Repeat each entry exactly and drop the pictures.

## begin

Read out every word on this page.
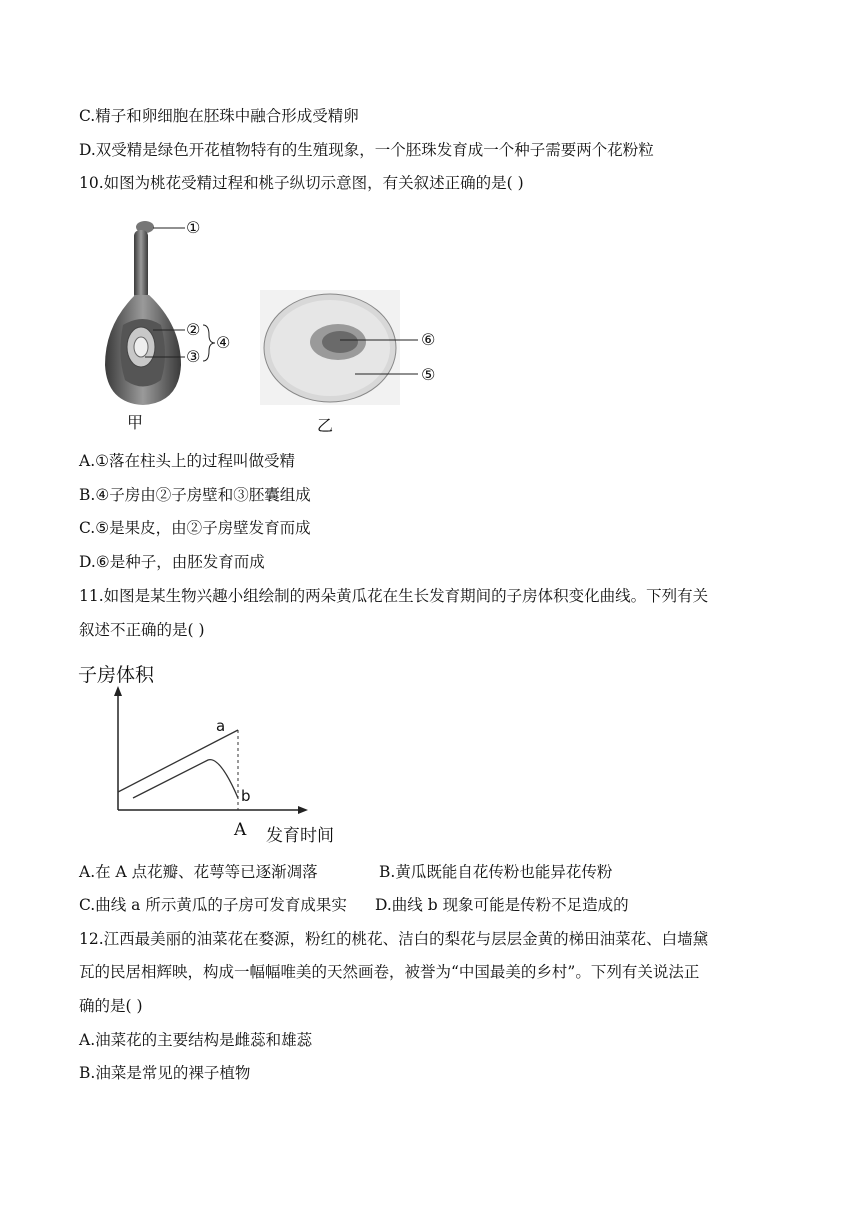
C.精子和卵细胞在胚珠中融合形成受精卵
D.双受精是绿色开花植物特有的生殖现象，一个胚珠发育成一个种子需要两个花粉粒
10.如图为桃花受精过程和桃子纵切示意图，有关叙述正确的是( )
①
②
③
④
甲
⑥
⑤
乙
A.①落在柱头上的过程叫做受精
B.④子房由②子房壁和③胚囊组成
C.⑤是果皮，由②子房壁发育而成
D.⑥是种子，由胚发育而成
11.如图是某生物兴趣小组绘制的两朵黄瓜花在生长发育期间的子房体积变化曲线。下列有关
叙述不正确的是( )
子房体积
a
b
A 发育时间
A.在 A 点花瓣、花萼等已逐渐凋落	B.黄瓜既能自花传粉也能异花传粉
C.曲线 a 所示黄瓜的子房可发育成果实 D.曲线 b 现象可能是传粉不足造成的
12.江西最美丽的油菜花在婺源，粉红的桃花、洁白的梨花与层层金黄的梯田油菜花、白墙黛
瓦的民居相辉映，构成一幅幅唯美的天然画卷，被誉为“中国最美的乡村”。下列有关说法正
确的是( )
A.油菜花的主要结构是雌蕊和雄蕊
B.油菜是常见的裸子植物
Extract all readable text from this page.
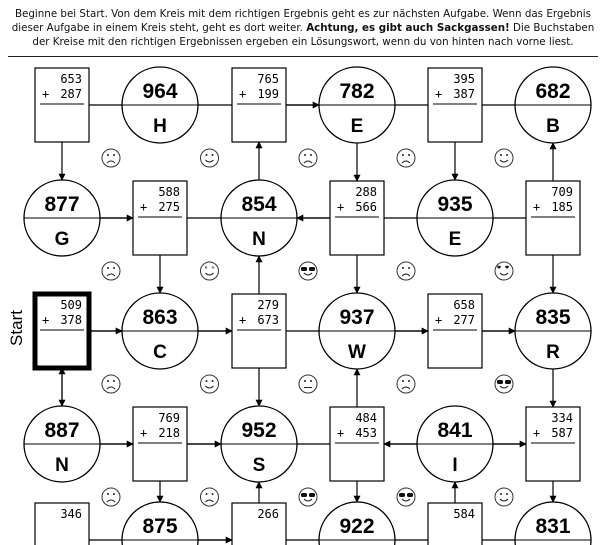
Beginne bei Start. Von dem Kreis mit dem richtigen Ergebnis geht es zur nächsten Aufgabe. Wenn das Ergebnis dieser Aufgabe in einem Kreis steht, geht es dort weiter. Achtung, es gibt auch Sackgassen! Die Buchstaben der Kreise mit den richtigen Ergebnissen ergeben ein Lösungswort, wenn du von hinten nach vorne liest.
* *
653
+ 287
765
+ 199
395
+ 387
588
+ 275
288
+ 566
709
+ 185
509
+ 378
279
+ 673
658
+ 277
769
+ 218
484
+ 453
334
+ 587
346	266	584
964
H
782
E
682
B
877
G
854
N
935
E
863
C
937
W
835
R
887
N
952
S
841
I
875	922	831
Start
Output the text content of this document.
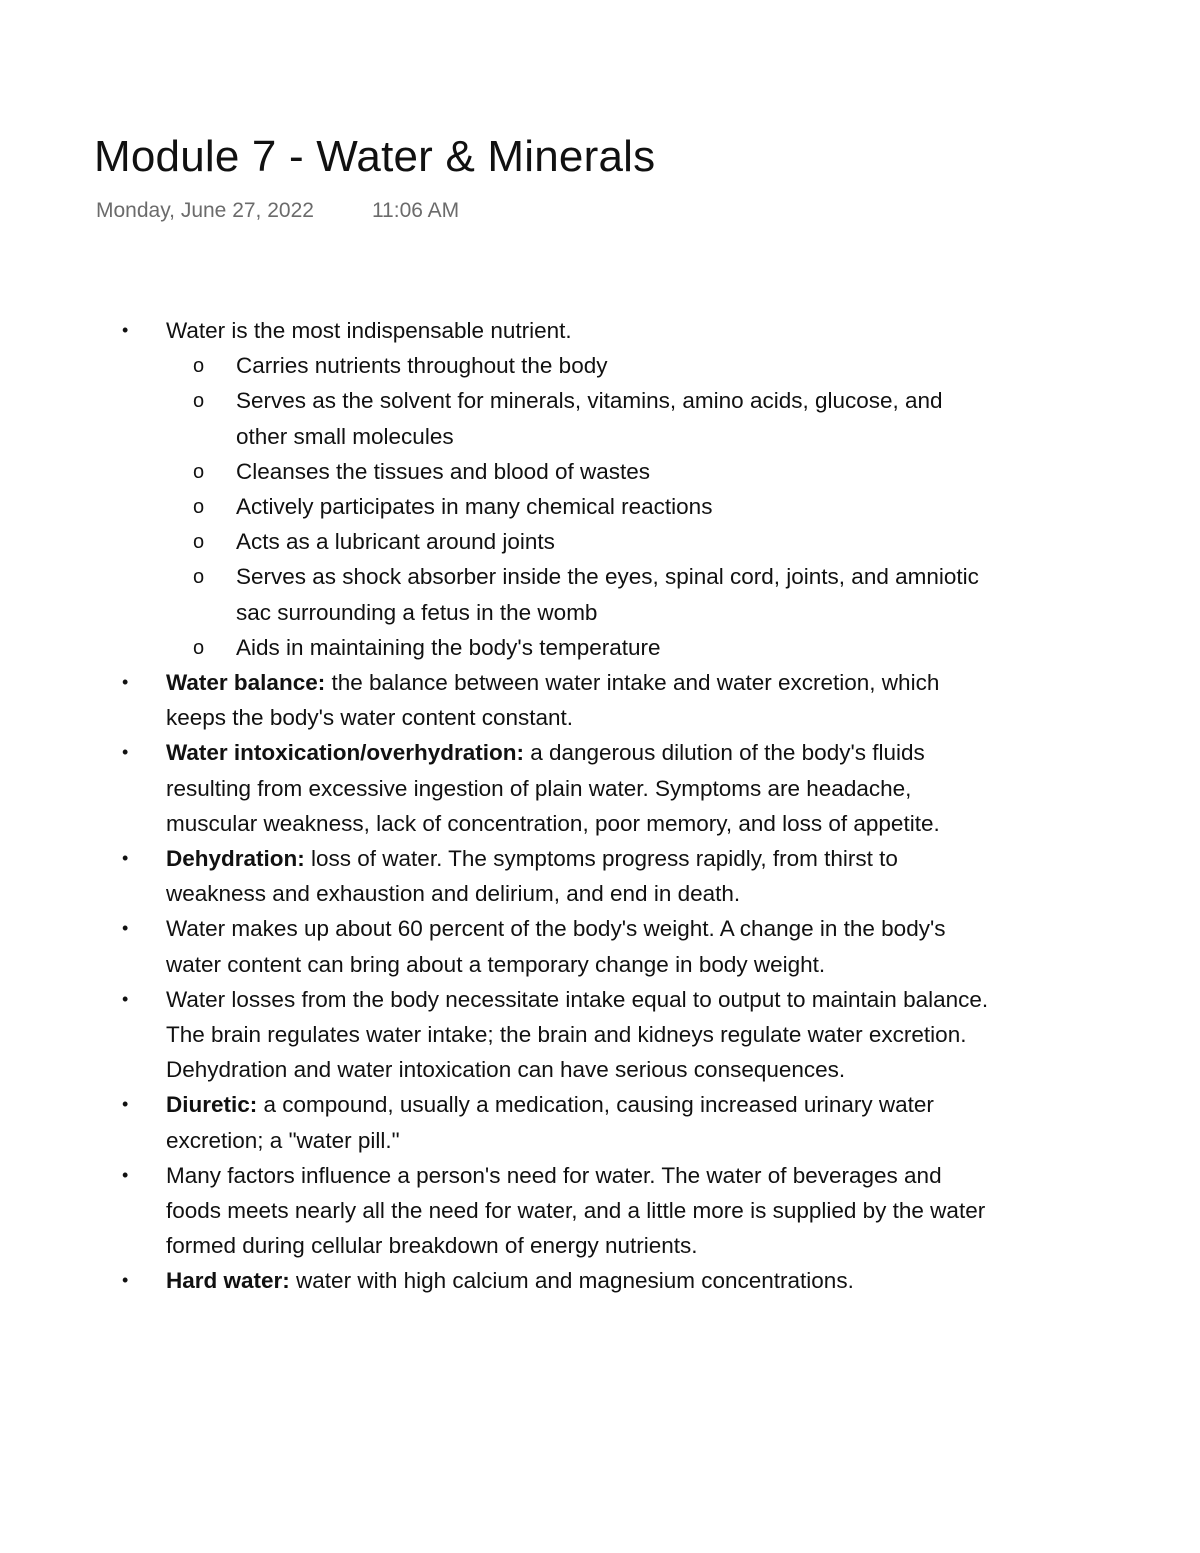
Module 7 - Water & Minerals
Monday, June 27, 2022	11:06 AM
• Water is the most indispensable nutrient.
o Carries nutrients throughout the body
o Serves as the solvent for minerals, vitamins, amino acids, glucose, and other small molecules
o Cleanses the tissues and blood of wastes
o Actively participates in many chemical reactions
o Acts as a lubricant around joints
o Serves as shock absorber inside the eyes, spinal cord, joints, and amniotic sac surrounding a fetus in the womb
o Aids in maintaining the body's temperature
• Water balance: the balance between water intake and water excretion, which keeps the body's water content constant.
• Water intoxication/overhydration: a dangerous dilution of the body's fluids resulting from excessive ingestion of plain water. Symptoms are headache, muscular weakness, lack of concentration, poor memory, and loss of appetite.
• Dehydration: loss of water. The symptoms progress rapidly, from thirst to weakness and exhaustion and delirium, and end in death.
• Water makes up about 60 percent of the body's weight. A change in the body's water content can bring about a temporary change in body weight.
• Water losses from the body necessitate intake equal to output to maintain balance. The brain regulates water intake; the brain and kidneys regulate water excretion. Dehydration and water intoxication can have serious consequences.
• Diuretic: a compound, usually a medication, causing increased urinary water excretion; a "water pill."
• Many factors influence a person's need for water. The water of beverages and foods meets nearly all the need for water, and a little more is supplied by the water formed during cellular breakdown of energy nutrients.
• Hard water: water with high calcium and magnesium concentrations.
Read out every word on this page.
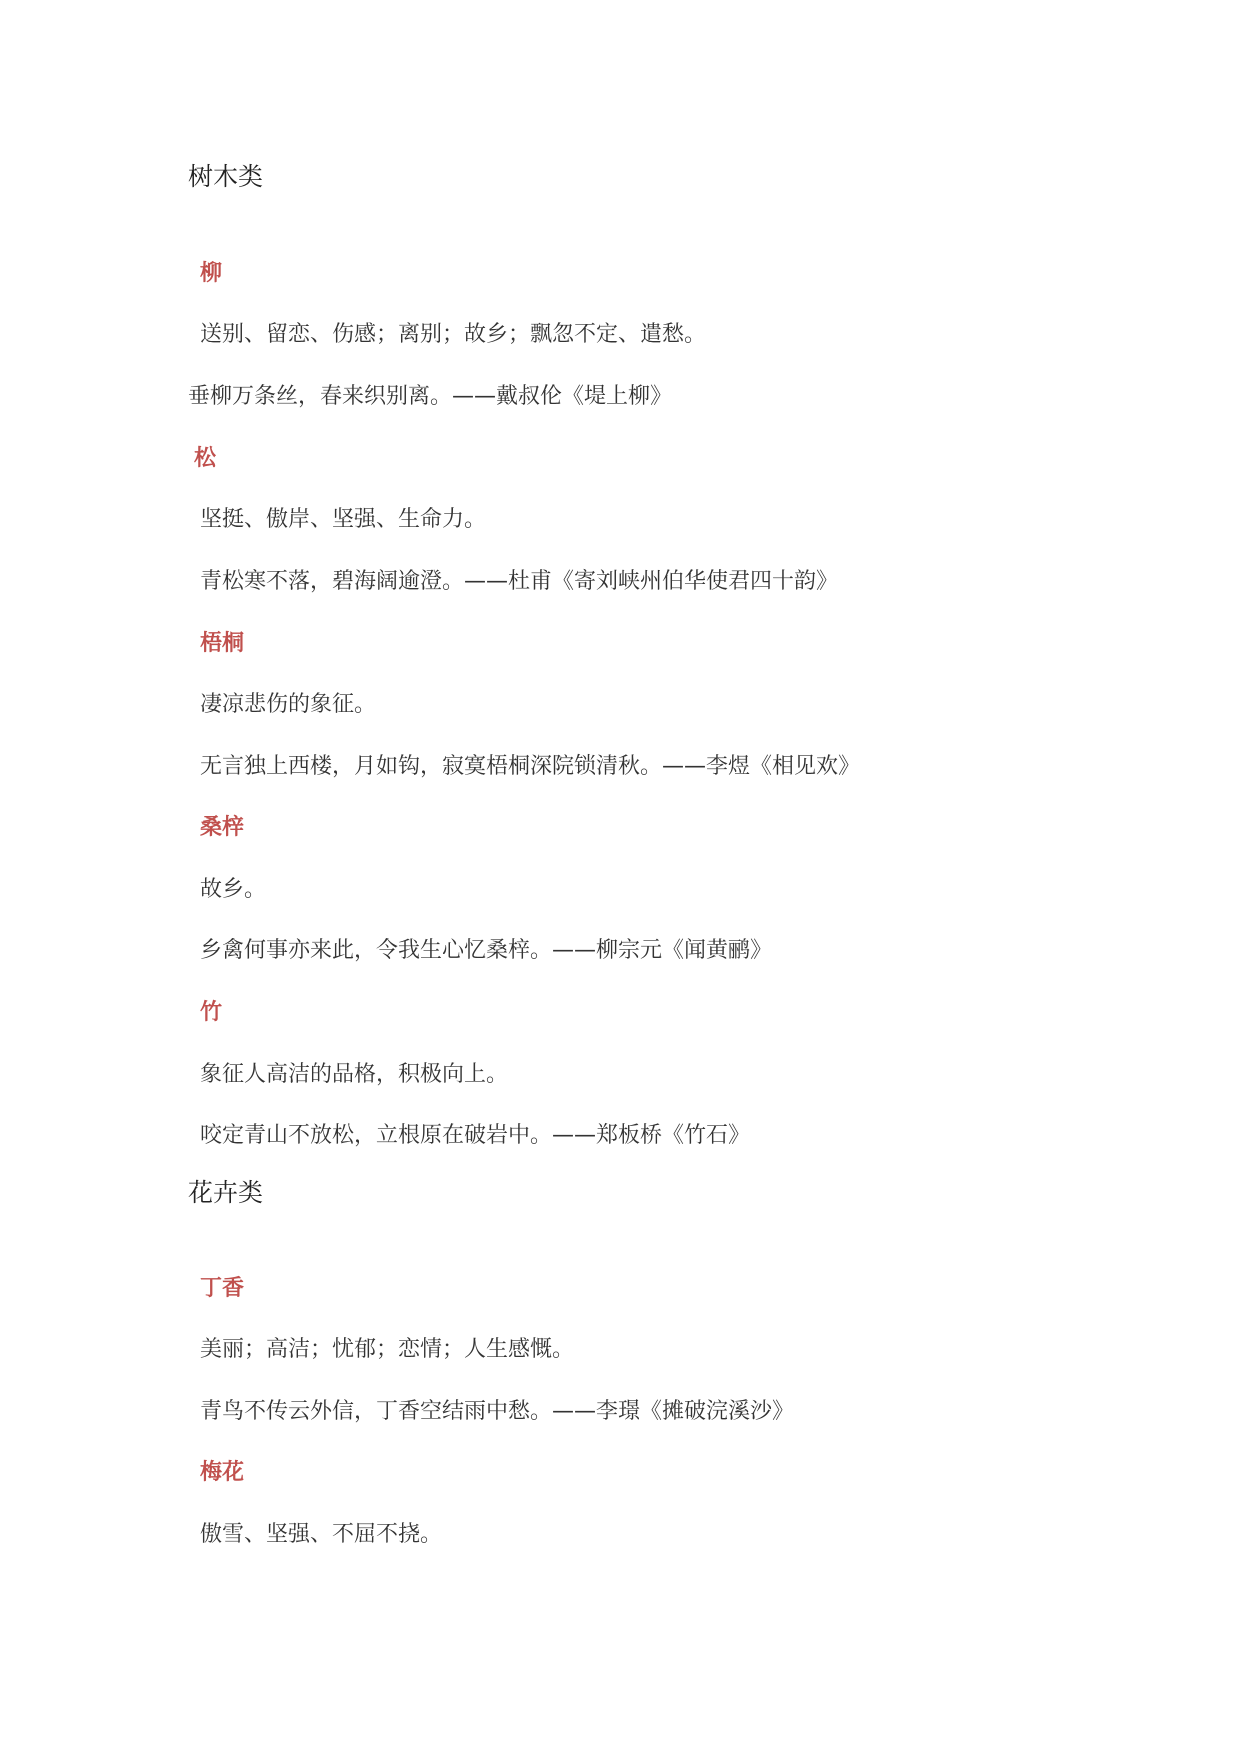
树木类
柳
送别、留恋、伤感；离别；故乡；飘忽不定、遣愁。
垂柳万条丝，春来织别离。——戴叔伦《堤上柳》
松
坚挺、傲岸、坚强、生命力。
青松寒不落，碧海阔逾澄。——杜甫《寄刘峡州伯华使君四十韵》
梧桐
凄凉悲伤的象征。
无言独上西楼，月如钩，寂寞梧桐深院锁清秋。——李煜《相见欢》
桑梓
故乡。
乡禽何事亦来此，令我生心忆桑梓。——柳宗元《闻黄鹂》
竹
象征人高洁的品格，积极向上。
咬定青山不放松，立根原在破岩中。——郑板桥《竹石》
花卉类
丁香
美丽；高洁；忧郁；恋情；人生感慨。
青鸟不传云外信，丁香空结雨中愁。——李璟《摊破浣溪沙》
梅花
傲雪、坚强、不屈不挠。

## end

## Written response
Read out every word on this page.
C.精子和卵细胞在胚珠中融合形成受精卵
D.双受精是绿色开花植物特有的生殖现象，一个胚珠发育成一个种子需要两个花粉粒
10.如图为桃花受精过程和桃子纵切示意图，有关叙述正确的是( )
①
②
③
④
甲
⑥
⑤
乙
A.①落在柱头上的过程叫做受精
B.④子房由②子房壁和③胚囊组成
C.⑤是果皮，由②子房壁发育而成
D.⑥是种子，由胚发育而成
11.如图是某生物兴趣小组绘制的两朵黄瓜花在生长发育期间的子房体积变化曲线。下列有关
叙述不正确的是( )
子房体积
a
b
A 发育时间
A.在 A 点花瓣、花萼等已逐渐凋落	B.黄瓜既能自花传粉也能异花传粉
C.曲线 a 所示黄瓜的子房可发育成果实 D.曲线 b 现象可能是传粉不足造成的
12.江西最美丽的油菜花在婺源，粉红的桃花、洁白的梨花与层层金黄的梯田油菜花、白墙黛
瓦的民居相辉映，构成一幅幅唯美的天然画卷，被誉为“中国最美的乡村”。下列有关说法正
确的是( )
A.油菜花的主要结构是雌蕊和雄蕊
B.油菜是常见的裸子植物
Extract all readable text from this page.
Beginne bei Start. Von dem Kreis mit dem richtigen Ergebnis geht es zur nächsten Aufgabe. Wenn das Ergebnis dieser Aufgabe in einem Kreis steht, geht es dort weiter. Achtung, es gibt auch Sackgassen! Die Buchstaben der Kreise mit den richtigen Ergebnissen ergeben ein Lösungswort, wenn du von hinten nach vorne liest.
* *
653
+ 287
765
+ 199
395
+ 387
588
+ 275
288
+ 566
709
+ 185
509
+ 378
279
+ 673
658
+ 277
769
+ 218
484
+ 453
334
+ 587
346	266	584
964
H
782
E
682
B
877
G
854
N
935
E
863
C
937
W
835
R
887
N
952
S
841
I
875	922	831
Start
Output the text content of this document.
Module 7 - Water & Minerals
Monday, June 27, 2022	11:06 AM
• Water is the most indispensable nutrient.
o Carries nutrients throughout the body
o Serves as the solvent for minerals, vitamins, amino acids, glucose, and other small molecules
o Cleanses the tissues and blood of wastes
o Actively participates in many chemical reactions
o Acts as a lubricant around joints
o Serves as shock absorber inside the eyes, spinal cord, joints, and amniotic sac surrounding a fetus in the womb
o Aids in maintaining the body's temperature
• Water balance: the balance between water intake and water excretion, which keeps the body's water content constant.
• Water intoxication/overhydration: a dangerous dilution of the body's fluids resulting from excessive ingestion of plain water. Symptoms are headache, muscular weakness, lack of concentration, poor memory, and loss of appetite.
• Dehydration: loss of water. The symptoms progress rapidly, from thirst to weakness and exhaustion and delirium, and end in death.
• Water makes up about 60 percent of the body's weight. A change in the body's water content can bring about a temporary change in body weight.
• Water losses from the body necessitate intake equal to output to maintain balance. The brain regulates water intake; the brain and kidneys regulate water excretion. Dehydration and water intoxication can have serious consequences.
• Diuretic: a compound, usually a medication, causing increased urinary water excretion; a "water pill."
• Many factors influence a person's need for water. The water of beverages and foods meets nearly all the need for water, and a little more is supplied by the water formed during cellular breakdown of energy nutrients.
• Hard water: water with high calcium and magnesium concentrations.
Read out every word on this page.
树木类
柳
送别、留恋、伤感；离别；故乡；飘忽不定、遣愁。
垂柳万条丝，春来织别离。——戴叔伦《堤上柳》
松
坚挺、傲岸、坚强、生命力。
青松寒不落，碧海阔逾澄。——杜甫《寄刘峡州伯华使君四十韵》
梧桐
凄凉悲伤的象征。
无言独上西楼，月如钩，寂寞梧桐深院锁清秋。——李煜《相见欢》
桑梓
故乡。
乡禽何事亦来此，令我生心忆桑梓。——柳宗元《闻黄鹂》
竹
象征人高洁的品格，积极向上。
咬定青山不放松，立根原在破岩中。——郑板桥《竹石》
花卉类
丁香
美丽；高洁；忧郁；恋情；人生感慨。
青鸟不传云外信，丁香空结雨中愁。——李璟《摊破浣溪沙》
梅花
傲雪、坚强、不屈不挠。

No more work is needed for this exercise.